— BRIEF —
Tally up the lines that include "punta" and state that number by itself.
** start PROVIDED DATA **
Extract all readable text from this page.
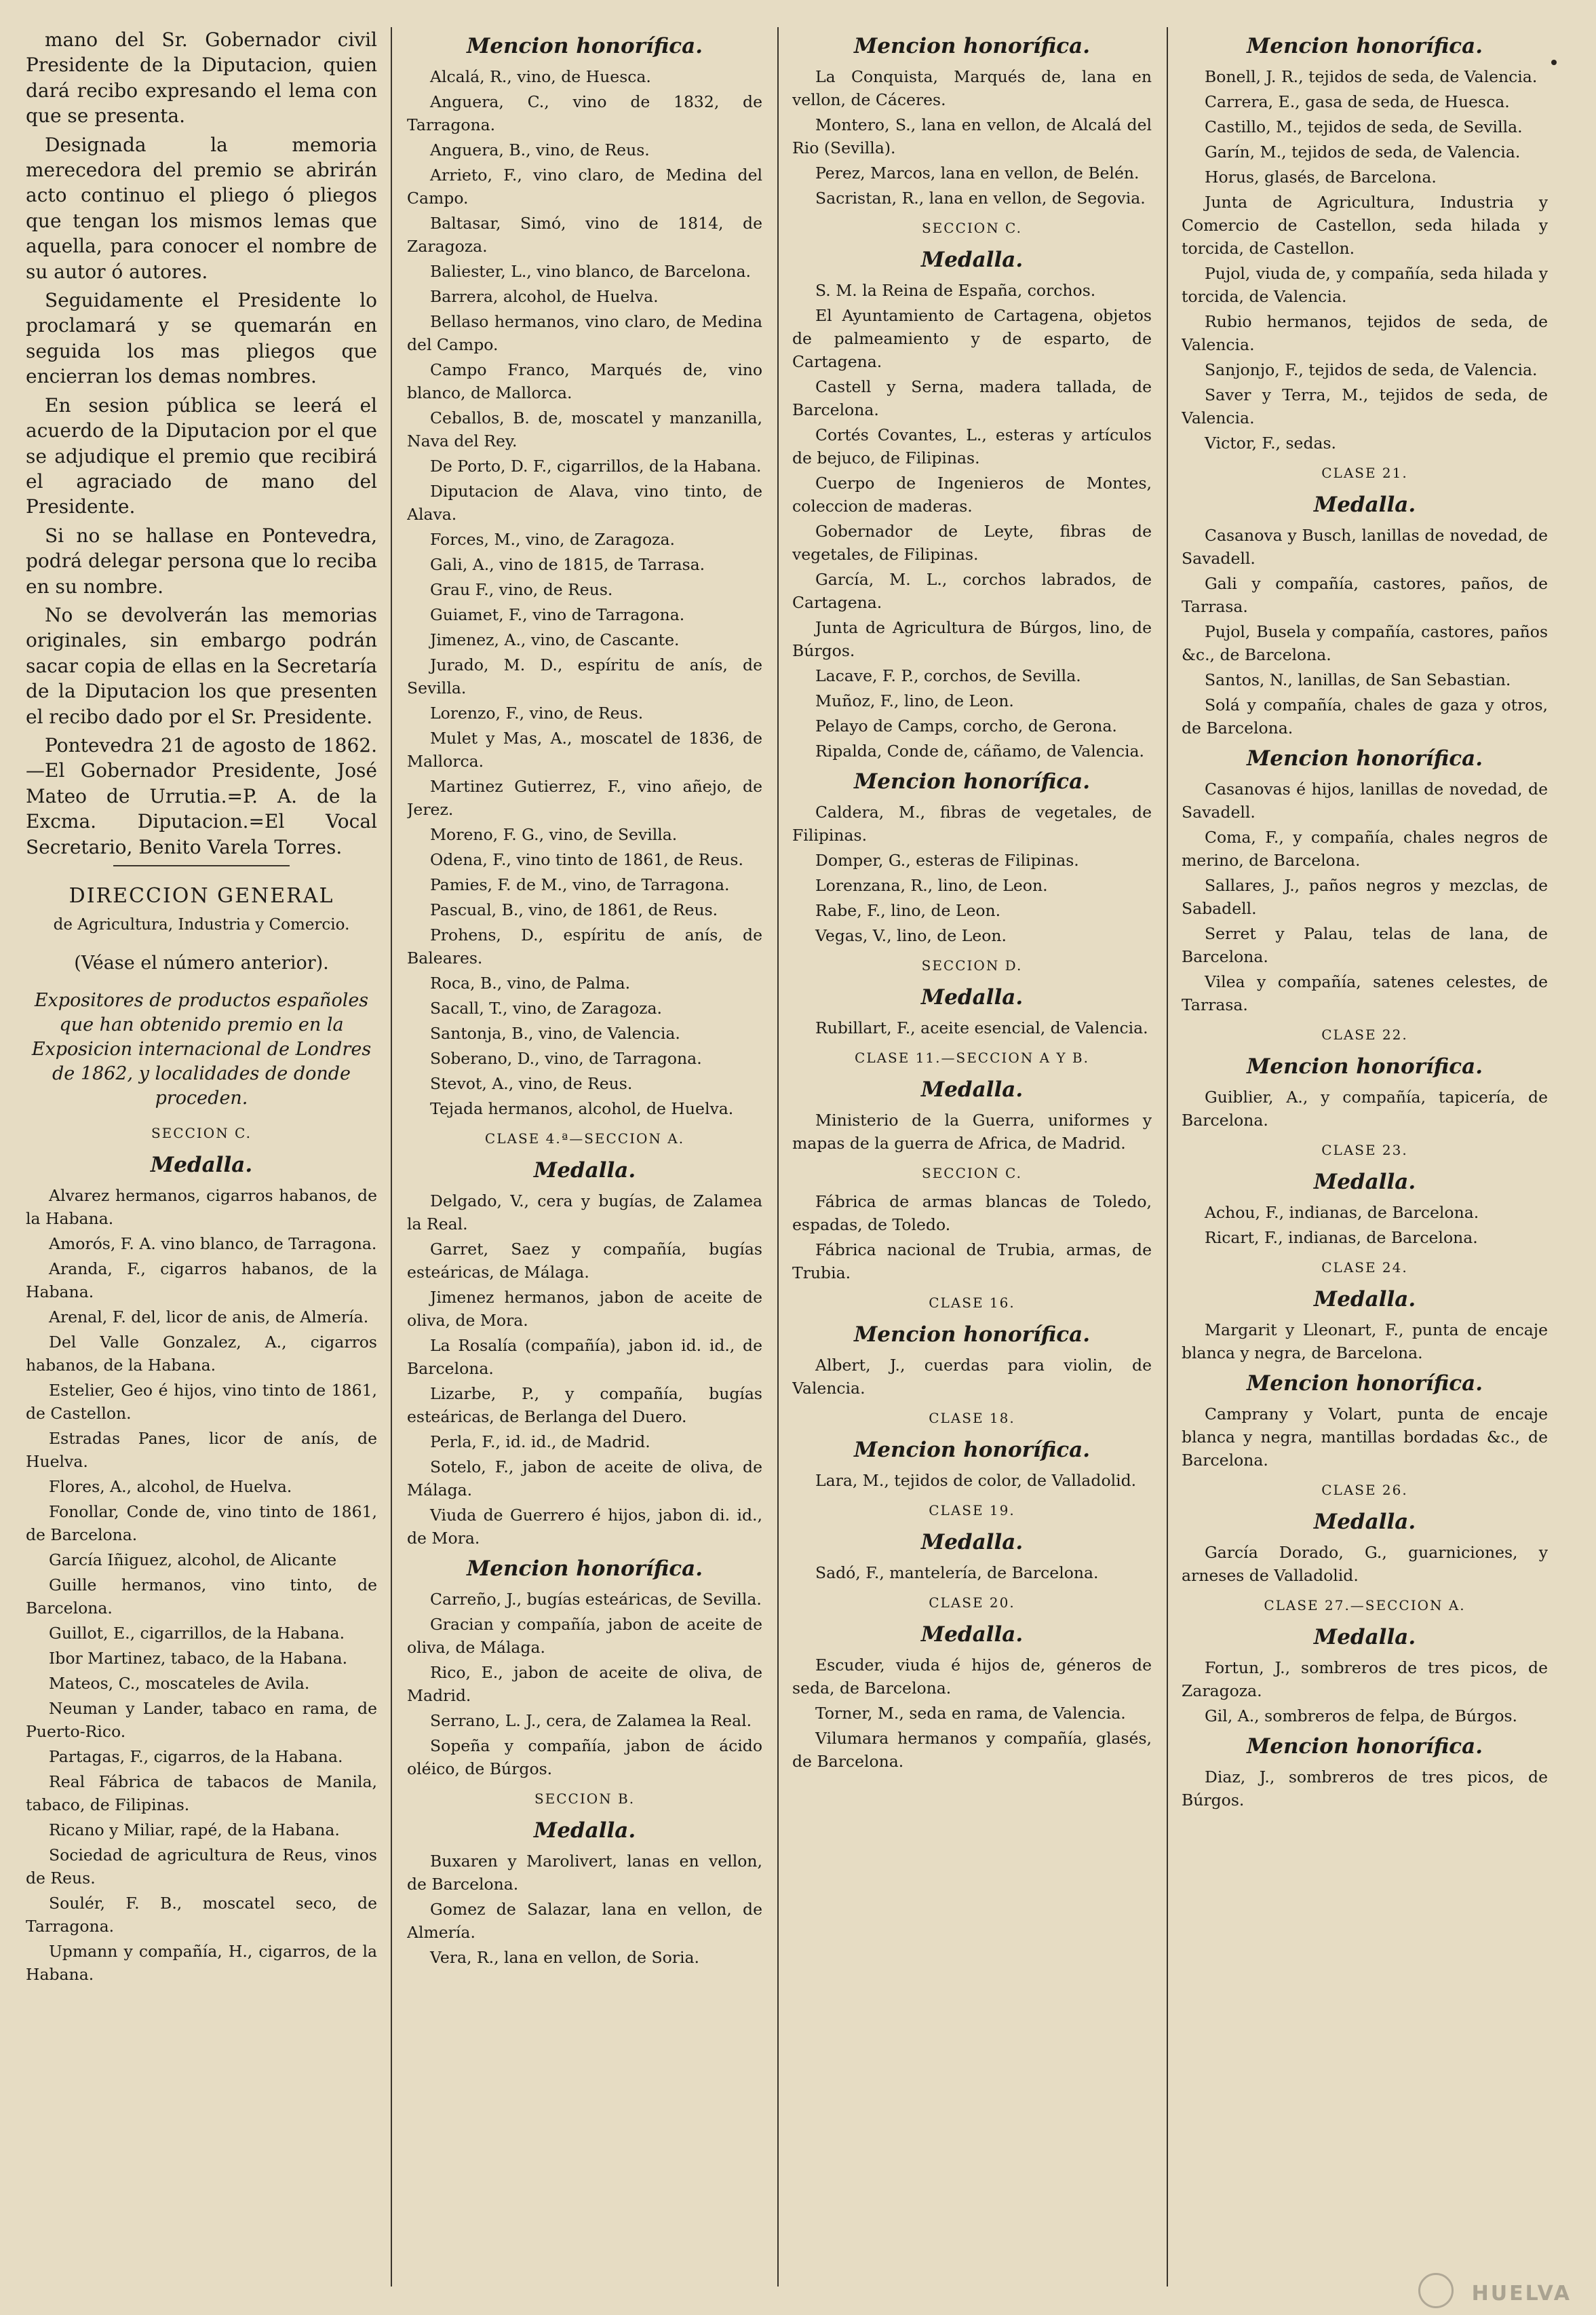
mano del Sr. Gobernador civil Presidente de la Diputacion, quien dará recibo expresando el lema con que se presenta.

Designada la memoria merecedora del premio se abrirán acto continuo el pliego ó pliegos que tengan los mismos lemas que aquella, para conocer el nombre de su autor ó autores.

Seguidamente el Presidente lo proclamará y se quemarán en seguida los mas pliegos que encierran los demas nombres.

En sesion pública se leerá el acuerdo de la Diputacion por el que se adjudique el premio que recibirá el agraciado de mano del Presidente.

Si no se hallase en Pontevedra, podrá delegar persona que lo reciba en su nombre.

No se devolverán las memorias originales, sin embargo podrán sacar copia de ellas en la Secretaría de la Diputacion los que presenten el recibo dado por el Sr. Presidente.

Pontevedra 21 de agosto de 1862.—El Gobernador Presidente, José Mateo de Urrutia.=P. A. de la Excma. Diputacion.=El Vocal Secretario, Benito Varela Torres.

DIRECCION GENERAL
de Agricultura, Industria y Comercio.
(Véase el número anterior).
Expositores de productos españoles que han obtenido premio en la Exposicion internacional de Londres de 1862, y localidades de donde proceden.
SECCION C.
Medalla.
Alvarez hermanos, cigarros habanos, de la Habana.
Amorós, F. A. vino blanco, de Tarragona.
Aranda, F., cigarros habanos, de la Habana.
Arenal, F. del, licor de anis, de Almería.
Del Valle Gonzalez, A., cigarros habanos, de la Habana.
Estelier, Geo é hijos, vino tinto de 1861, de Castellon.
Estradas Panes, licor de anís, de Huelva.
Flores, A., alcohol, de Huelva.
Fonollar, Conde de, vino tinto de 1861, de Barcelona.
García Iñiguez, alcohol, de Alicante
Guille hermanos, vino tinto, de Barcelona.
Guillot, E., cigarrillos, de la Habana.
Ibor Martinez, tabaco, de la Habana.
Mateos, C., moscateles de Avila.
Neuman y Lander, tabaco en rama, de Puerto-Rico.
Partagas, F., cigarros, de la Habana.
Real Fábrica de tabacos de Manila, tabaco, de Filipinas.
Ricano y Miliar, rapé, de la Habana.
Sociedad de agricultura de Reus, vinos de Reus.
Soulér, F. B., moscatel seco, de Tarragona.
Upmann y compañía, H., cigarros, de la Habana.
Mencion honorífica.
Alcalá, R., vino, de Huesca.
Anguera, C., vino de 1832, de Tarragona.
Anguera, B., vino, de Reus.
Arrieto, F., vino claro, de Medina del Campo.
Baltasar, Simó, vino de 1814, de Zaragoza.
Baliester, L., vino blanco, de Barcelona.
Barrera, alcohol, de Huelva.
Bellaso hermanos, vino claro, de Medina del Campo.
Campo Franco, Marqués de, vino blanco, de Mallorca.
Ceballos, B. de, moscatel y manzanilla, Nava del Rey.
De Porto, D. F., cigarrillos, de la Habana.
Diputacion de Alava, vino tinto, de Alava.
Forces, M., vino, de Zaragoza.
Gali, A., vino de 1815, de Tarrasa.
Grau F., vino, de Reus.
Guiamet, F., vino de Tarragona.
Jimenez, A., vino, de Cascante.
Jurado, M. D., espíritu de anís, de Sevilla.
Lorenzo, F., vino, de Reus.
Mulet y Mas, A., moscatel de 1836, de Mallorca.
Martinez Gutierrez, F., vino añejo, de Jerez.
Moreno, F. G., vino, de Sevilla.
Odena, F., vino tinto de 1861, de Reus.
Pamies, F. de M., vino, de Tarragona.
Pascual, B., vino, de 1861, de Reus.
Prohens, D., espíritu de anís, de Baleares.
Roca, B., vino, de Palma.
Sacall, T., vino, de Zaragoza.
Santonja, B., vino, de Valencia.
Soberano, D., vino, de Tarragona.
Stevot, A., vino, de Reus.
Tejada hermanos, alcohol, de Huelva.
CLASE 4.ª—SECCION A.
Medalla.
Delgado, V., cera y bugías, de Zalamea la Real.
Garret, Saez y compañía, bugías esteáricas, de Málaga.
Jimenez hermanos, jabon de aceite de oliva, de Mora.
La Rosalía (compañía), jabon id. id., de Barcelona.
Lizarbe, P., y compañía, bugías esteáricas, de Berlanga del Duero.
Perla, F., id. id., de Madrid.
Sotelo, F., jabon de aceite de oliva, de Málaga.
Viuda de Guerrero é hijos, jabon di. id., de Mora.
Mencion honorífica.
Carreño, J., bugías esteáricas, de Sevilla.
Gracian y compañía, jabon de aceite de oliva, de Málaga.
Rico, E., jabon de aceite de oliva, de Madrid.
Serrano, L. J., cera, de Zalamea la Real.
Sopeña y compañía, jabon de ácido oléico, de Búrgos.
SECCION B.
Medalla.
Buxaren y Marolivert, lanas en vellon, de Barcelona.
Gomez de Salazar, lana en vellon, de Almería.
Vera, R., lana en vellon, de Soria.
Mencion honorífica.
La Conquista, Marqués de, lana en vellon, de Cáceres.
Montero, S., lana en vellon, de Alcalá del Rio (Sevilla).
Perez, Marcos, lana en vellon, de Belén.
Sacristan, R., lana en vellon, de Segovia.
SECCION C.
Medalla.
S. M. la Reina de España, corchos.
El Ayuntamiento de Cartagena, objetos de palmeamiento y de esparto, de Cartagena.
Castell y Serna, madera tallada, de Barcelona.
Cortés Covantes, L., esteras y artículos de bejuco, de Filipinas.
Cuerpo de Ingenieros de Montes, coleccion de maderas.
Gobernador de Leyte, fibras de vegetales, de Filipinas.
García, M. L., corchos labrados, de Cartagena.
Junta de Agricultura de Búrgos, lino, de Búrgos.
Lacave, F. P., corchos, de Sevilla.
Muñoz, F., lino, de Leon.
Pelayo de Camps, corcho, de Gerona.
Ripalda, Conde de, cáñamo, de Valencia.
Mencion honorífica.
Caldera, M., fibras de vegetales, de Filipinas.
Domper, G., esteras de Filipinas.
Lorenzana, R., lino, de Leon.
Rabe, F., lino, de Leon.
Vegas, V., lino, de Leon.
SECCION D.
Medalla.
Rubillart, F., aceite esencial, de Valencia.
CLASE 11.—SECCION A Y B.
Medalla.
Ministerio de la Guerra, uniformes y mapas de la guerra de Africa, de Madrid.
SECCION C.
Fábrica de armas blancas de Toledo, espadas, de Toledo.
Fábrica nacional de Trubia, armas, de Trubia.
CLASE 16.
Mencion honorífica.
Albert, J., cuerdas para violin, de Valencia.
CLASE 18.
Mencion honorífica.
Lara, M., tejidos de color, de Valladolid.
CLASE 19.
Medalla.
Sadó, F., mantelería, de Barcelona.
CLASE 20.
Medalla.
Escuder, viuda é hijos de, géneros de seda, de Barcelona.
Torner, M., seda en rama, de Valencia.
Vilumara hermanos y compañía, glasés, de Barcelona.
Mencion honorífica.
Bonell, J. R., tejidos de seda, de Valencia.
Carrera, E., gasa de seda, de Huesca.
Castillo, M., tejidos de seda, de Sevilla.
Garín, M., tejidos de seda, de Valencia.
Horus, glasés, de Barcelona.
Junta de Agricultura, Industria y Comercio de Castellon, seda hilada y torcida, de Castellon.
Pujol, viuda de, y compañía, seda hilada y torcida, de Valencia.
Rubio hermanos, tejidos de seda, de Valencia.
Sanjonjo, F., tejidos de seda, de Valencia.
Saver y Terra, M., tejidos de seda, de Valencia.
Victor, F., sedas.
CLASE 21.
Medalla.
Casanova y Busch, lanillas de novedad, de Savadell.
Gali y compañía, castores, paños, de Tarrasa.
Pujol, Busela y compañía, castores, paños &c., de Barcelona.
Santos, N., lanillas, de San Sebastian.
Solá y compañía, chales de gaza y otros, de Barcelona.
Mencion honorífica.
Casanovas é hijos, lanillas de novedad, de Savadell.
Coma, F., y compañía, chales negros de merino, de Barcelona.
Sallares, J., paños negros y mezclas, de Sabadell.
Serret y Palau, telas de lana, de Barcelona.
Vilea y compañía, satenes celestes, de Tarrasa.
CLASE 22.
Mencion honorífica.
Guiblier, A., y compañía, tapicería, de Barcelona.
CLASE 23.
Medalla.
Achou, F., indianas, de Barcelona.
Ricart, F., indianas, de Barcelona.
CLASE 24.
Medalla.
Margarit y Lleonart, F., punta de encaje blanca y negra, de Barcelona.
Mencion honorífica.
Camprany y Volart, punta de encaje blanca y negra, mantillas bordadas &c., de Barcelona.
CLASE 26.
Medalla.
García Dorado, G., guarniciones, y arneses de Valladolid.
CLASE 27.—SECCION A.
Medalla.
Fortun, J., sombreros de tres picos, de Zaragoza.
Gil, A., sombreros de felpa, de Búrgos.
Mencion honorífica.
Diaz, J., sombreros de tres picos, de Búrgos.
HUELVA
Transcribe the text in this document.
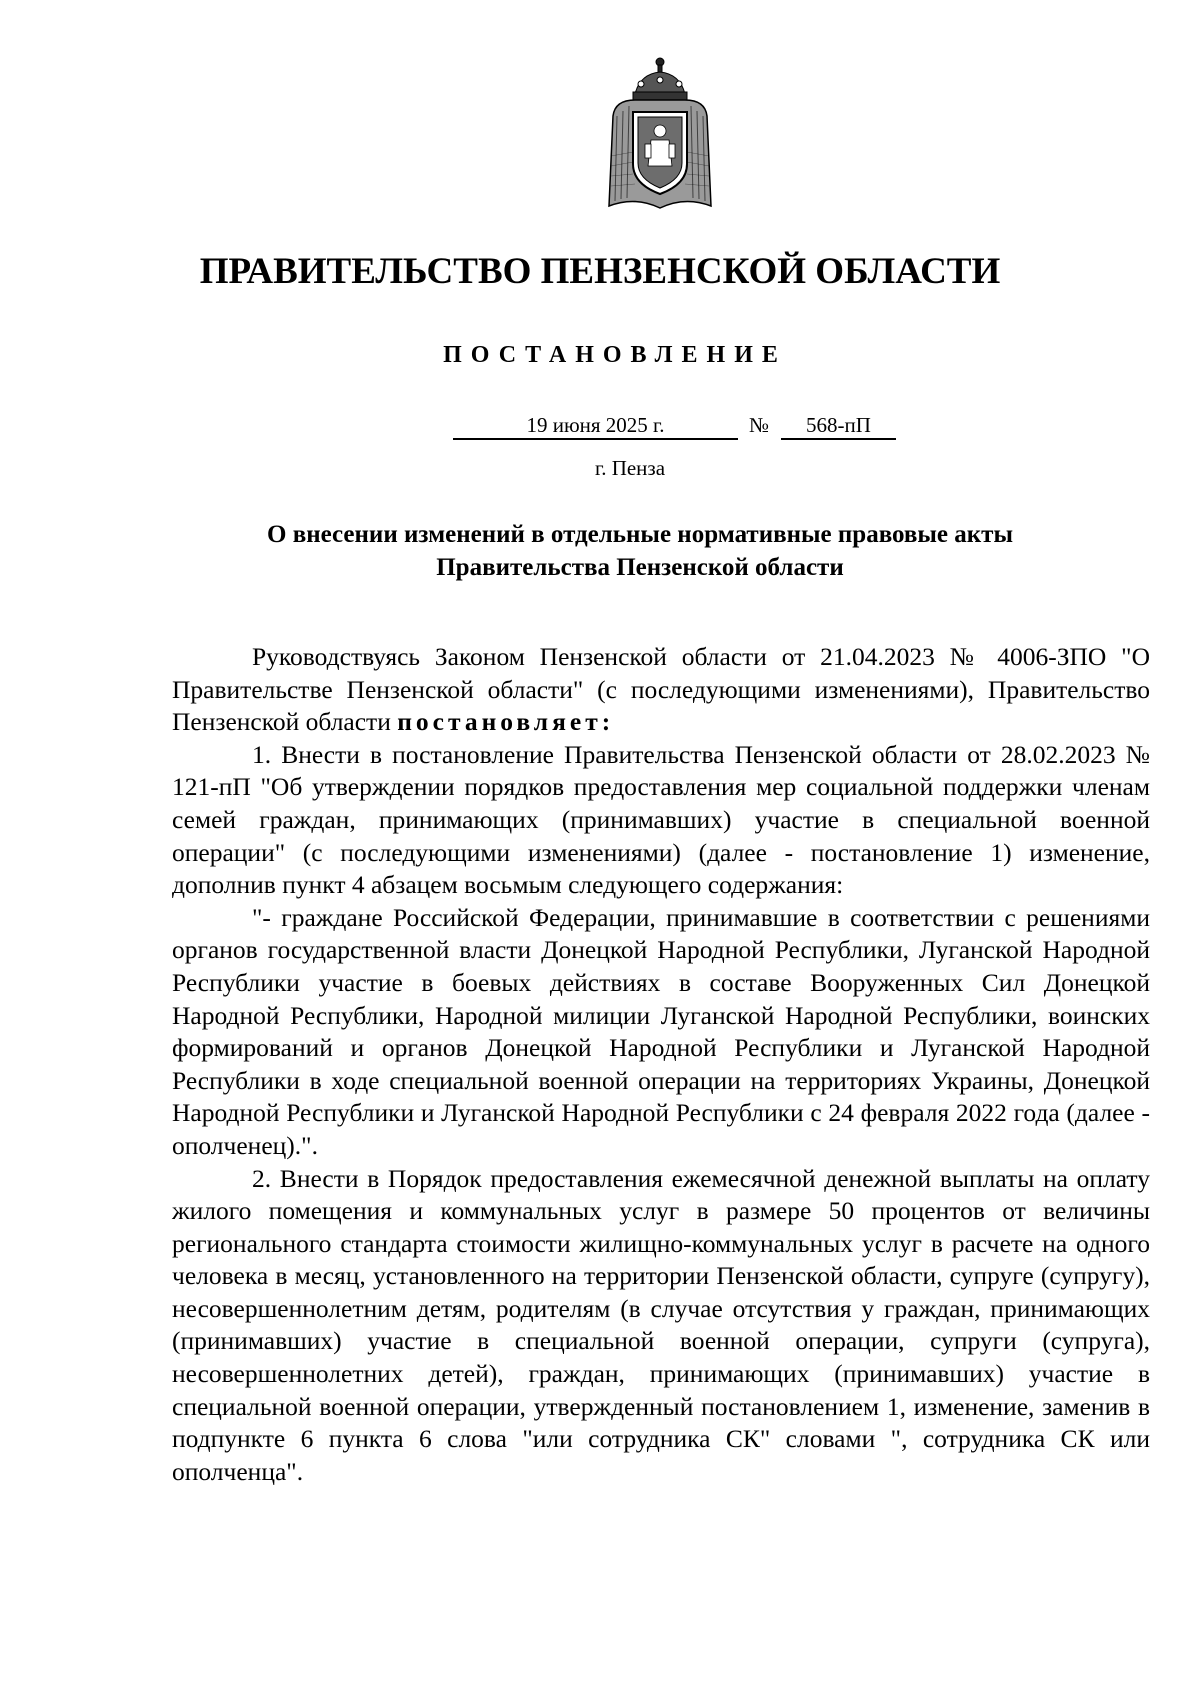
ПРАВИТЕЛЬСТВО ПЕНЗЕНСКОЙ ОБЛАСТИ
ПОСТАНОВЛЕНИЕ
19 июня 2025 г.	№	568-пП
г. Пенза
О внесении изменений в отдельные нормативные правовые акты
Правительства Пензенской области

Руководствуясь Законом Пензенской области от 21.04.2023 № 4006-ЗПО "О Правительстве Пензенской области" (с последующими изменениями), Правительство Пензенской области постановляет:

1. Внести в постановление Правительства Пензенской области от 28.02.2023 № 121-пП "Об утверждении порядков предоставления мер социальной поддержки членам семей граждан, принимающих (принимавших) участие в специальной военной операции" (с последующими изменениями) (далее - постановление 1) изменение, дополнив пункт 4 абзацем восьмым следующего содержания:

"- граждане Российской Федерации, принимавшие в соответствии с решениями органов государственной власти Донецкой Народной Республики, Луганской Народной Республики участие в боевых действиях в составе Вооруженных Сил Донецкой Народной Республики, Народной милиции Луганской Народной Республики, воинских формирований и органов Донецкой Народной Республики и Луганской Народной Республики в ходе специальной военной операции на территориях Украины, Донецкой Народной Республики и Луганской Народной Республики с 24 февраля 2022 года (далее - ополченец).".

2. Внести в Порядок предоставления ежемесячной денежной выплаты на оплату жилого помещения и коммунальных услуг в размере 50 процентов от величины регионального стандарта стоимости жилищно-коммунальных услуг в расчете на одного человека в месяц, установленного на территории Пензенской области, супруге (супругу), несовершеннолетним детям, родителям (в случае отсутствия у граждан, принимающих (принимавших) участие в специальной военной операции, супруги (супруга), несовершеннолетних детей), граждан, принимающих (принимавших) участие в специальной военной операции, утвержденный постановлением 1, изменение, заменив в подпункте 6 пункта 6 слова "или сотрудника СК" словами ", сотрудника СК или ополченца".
** end PROVIDED DATA **
— EXERCISE ANSWER —
2